*Objective*. Would you copy out the whole listing exactly as given?
Start of Data provided
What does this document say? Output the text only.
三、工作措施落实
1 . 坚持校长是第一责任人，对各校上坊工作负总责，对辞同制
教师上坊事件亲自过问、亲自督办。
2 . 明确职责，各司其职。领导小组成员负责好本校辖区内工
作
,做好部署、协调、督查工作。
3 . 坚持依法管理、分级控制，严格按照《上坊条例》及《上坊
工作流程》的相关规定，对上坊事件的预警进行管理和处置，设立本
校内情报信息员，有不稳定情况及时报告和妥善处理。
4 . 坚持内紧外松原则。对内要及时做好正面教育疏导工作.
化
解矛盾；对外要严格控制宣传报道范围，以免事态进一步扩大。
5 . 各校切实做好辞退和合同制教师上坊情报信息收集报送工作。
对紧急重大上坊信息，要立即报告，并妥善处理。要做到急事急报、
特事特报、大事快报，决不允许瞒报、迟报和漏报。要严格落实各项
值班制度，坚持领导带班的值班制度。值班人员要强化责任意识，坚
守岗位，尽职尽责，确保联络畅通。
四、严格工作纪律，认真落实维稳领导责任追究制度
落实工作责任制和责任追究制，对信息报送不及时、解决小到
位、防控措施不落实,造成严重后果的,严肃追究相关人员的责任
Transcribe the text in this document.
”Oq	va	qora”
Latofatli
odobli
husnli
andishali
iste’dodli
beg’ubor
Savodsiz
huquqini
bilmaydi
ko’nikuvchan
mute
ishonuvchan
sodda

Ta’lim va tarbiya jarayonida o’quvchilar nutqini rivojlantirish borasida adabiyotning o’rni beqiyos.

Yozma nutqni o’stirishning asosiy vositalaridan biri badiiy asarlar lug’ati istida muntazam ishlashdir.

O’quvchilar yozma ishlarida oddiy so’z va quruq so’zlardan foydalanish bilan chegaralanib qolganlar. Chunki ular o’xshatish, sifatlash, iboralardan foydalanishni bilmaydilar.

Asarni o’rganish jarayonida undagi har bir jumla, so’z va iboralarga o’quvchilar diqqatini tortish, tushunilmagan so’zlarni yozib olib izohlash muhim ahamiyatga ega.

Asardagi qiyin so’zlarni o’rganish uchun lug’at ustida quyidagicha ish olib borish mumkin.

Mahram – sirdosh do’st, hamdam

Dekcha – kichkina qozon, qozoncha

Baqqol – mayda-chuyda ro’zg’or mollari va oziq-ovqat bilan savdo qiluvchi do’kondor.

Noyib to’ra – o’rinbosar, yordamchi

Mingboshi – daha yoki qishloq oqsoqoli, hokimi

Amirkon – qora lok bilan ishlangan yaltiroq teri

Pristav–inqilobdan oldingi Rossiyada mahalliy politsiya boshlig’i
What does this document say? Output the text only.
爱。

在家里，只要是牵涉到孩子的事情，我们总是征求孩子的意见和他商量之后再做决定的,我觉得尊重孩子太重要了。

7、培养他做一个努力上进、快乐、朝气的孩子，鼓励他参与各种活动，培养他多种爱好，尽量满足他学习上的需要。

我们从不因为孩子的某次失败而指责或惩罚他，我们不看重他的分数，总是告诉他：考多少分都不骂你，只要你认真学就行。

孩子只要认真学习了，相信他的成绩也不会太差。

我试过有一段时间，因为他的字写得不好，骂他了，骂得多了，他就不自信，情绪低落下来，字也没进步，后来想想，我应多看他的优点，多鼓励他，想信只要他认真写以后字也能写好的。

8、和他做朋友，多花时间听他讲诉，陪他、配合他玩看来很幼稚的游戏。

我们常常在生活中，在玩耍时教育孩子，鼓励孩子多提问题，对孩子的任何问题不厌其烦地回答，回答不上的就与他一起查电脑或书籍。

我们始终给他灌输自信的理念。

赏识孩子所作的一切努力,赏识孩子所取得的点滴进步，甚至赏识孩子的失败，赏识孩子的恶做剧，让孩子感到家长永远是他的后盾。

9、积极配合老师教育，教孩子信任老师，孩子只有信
End of Data provided
*Task output*.
What does this document say? Output the text only.
三、工作措施落实
1 . 坚持校长是第一责任人，对各校上坊工作负总责，对辞同制
教师上坊事件亲自过问、亲自督办。
2 . 明确职责，各司其职。领导小组成员负责好本校辖区内工
作
,做好部署、协调、督查工作。
3 . 坚持依法管理、分级控制，严格按照《上坊条例》及《上坊
工作流程》的相关规定，对上坊事件的预警进行管理和处置，设立本
校内情报信息员，有不稳定情况及时报告和妥善处理。
4 . 坚持内紧外松原则。对内要及时做好正面教育疏导工作.
化
解矛盾；对外要严格控制宣传报道范围，以免事态进一步扩大。
5 . 各校切实做好辞退和合同制教师上坊情报信息收集报送工作。
对紧急重大上坊信息，要立即报告，并妥善处理。要做到急事急报、
特事特报、大事快报，决不允许瞒报、迟报和漏报。要严格落实各项
值班制度，坚持领导带班的值班制度。值班人员要强化责任意识，坚
守岗位，尽职尽责，确保联络畅通。
四、严格工作纪律，认真落实维稳领导责任追究制度
落实工作责任制和责任追究制，对信息报送不及时、解决小到
位、防控措施不落实,造成严重后果的,严肃追究相关人员的责任
Transcribe the text in this document.
”Oq	va	qora”
Latofatli
odobli
husnli
andishali
iste’dodli
beg’ubor
Savodsiz
huquqini
bilmaydi
ko’nikuvchan
mute
ishonuvchan
sodda

Ta’lim va tarbiya jarayonida o’quvchilar nutqini rivojlantirish borasida adabiyotning o’rni beqiyos.

Yozma nutqni o’stirishning asosiy vositalaridan biri badiiy asarlar lug’ati istida muntazam ishlashdir.

O’quvchilar yozma ishlarida oddiy so’z va quruq so’zlardan foydalanish bilan chegaralanib qolganlar. Chunki ular o’xshatish, sifatlash, iboralardan foydalanishni bilmaydilar.

Asarni o’rganish jarayonida undagi har bir jumla, so’z va iboralarga o’quvchilar diqqatini tortish, tushunilmagan so’zlarni yozib olib izohlash muhim ahamiyatga ega.

Asardagi qiyin so’zlarni o’rganish uchun lug’at ustida quyidagicha ish olib borish mumkin.

Mahram – sirdosh do’st, hamdam

Dekcha – kichkina qozon, qozoncha

Baqqol – mayda-chuyda ro’zg’or mollari va oziq-ovqat bilan savdo qiluvchi do’kondor.

Noyib to’ra – o’rinbosar, yordamchi

Mingboshi – daha yoki qishloq oqsoqoli, hokimi

Amirkon – qora lok bilan ishlangan yaltiroq teri

Pristav–inqilobdan oldingi Rossiyada mahalliy politsiya boshlig’i
What does this document say? Output the text only.
爱。

在家里，只要是牵涉到孩子的事情，我们总是征求孩子的意见和他商量之后再做决定的,我觉得尊重孩子太重要了。

7、培养他做一个努力上进、快乐、朝气的孩子，鼓励他参与各种活动，培养他多种爱好，尽量满足他学习上的需要。

我们从不因为孩子的某次失败而指责或惩罚他，我们不看重他的分数，总是告诉他：考多少分都不骂你，只要你认真学就行。

孩子只要认真学习了，相信他的成绩也不会太差。

我试过有一段时间，因为他的字写得不好，骂他了，骂得多了，他就不自信，情绪低落下来，字也没进步，后来想想，我应多看他的优点，多鼓励他，想信只要他认真写以后字也能写好的。

8、和他做朋友，多花时间听他讲诉，陪他、配合他玩看来很幼稚的游戏。

我们常常在生活中，在玩耍时教育孩子，鼓励孩子多提问题，对孩子的任何问题不厌其烦地回答，回答不上的就与他一起查电脑或书籍。

我们始终给他灌输自信的理念。

赏识孩子所作的一切努力,赏识孩子所取得的点滴进步，甚至赏识孩子的失败，赏识孩子的恶做剧，让孩子感到家长永远是他的后盾。

9、积极配合老师教育，教孩子信任老师，孩子只有信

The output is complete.